_What is needed:_ Give the listing again in full, exactly as written.

Data excerpts:
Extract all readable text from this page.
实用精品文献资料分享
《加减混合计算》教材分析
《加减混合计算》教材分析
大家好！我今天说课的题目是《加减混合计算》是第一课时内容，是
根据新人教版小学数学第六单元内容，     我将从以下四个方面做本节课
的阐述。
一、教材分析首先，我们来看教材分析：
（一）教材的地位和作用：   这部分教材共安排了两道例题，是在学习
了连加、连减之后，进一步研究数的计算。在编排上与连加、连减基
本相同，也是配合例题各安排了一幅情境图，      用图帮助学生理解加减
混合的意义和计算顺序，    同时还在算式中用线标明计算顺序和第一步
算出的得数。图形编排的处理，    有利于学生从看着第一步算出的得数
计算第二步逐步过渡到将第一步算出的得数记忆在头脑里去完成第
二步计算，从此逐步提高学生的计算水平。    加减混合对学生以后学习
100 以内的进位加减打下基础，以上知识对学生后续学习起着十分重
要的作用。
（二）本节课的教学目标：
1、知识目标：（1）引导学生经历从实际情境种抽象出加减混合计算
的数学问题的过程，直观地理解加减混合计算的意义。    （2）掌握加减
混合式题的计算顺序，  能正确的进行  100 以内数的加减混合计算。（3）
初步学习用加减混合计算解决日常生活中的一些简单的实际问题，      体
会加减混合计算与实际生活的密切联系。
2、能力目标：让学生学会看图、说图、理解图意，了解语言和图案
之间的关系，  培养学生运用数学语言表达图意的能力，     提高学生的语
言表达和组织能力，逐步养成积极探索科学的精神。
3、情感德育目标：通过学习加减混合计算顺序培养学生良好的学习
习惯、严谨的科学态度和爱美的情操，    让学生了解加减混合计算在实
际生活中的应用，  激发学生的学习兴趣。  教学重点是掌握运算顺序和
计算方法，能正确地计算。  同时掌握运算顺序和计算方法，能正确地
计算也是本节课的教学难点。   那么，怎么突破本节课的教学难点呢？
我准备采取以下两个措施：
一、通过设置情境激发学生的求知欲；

_The output:_
Extract all readable text from this page.
实用精品文献资料分享
《加减混合计算》教材分析
《加减混合计算》教材分析
大家好！我今天说课的题目是《加减混合计算》是第一课时内容，是
根据新人教版小学数学第六单元内容，     我将从以下四个方面做本节课
的阐述。
一、教材分析首先，我们来看教材分析：
（一）教材的地位和作用：   这部分教材共安排了两道例题，是在学习
了连加、连减之后，进一步研究数的计算。在编排上与连加、连减基
本相同，也是配合例题各安排了一幅情境图，      用图帮助学生理解加减
混合的意义和计算顺序，    同时还在算式中用线标明计算顺序和第一步
算出的得数。图形编排的处理，    有利于学生从看着第一步算出的得数
计算第二步逐步过渡到将第一步算出的得数记忆在头脑里去完成第
二步计算，从此逐步提高学生的计算水平。    加减混合对学生以后学习
100 以内的进位加减打下基础，以上知识对学生后续学习起着十分重
要的作用。
（二）本节课的教学目标：
1、知识目标：（1）引导学生经历从实际情境种抽象出加减混合计算
的数学问题的过程，直观地理解加减混合计算的意义。    （2）掌握加减
混合式题的计算顺序，  能正确的进行  100 以内数的加减混合计算。（3）
初步学习用加减混合计算解决日常生活中的一些简单的实际问题，      体
会加减混合计算与实际生活的密切联系。
2、能力目标：让学生学会看图、说图、理解图意，了解语言和图案
之间的关系，  培养学生运用数学语言表达图意的能力，     提高学生的语
言表达和组织能力，逐步养成积极探索科学的精神。
3、情感德育目标：通过学习加减混合计算顺序培养学生良好的学习
习惯、严谨的科学态度和爱美的情操，    让学生了解加减混合计算在实
际生活中的应用，  激发学生的学习兴趣。  教学重点是掌握运算顺序和
计算方法，能正确地计算。  同时掌握运算顺序和计算方法，能正确地
计算也是本节课的教学难点。   那么，怎么突破本节课的教学难点呢？
我准备采取以下两个措施：
一、通过设置情境激发学生的求知欲；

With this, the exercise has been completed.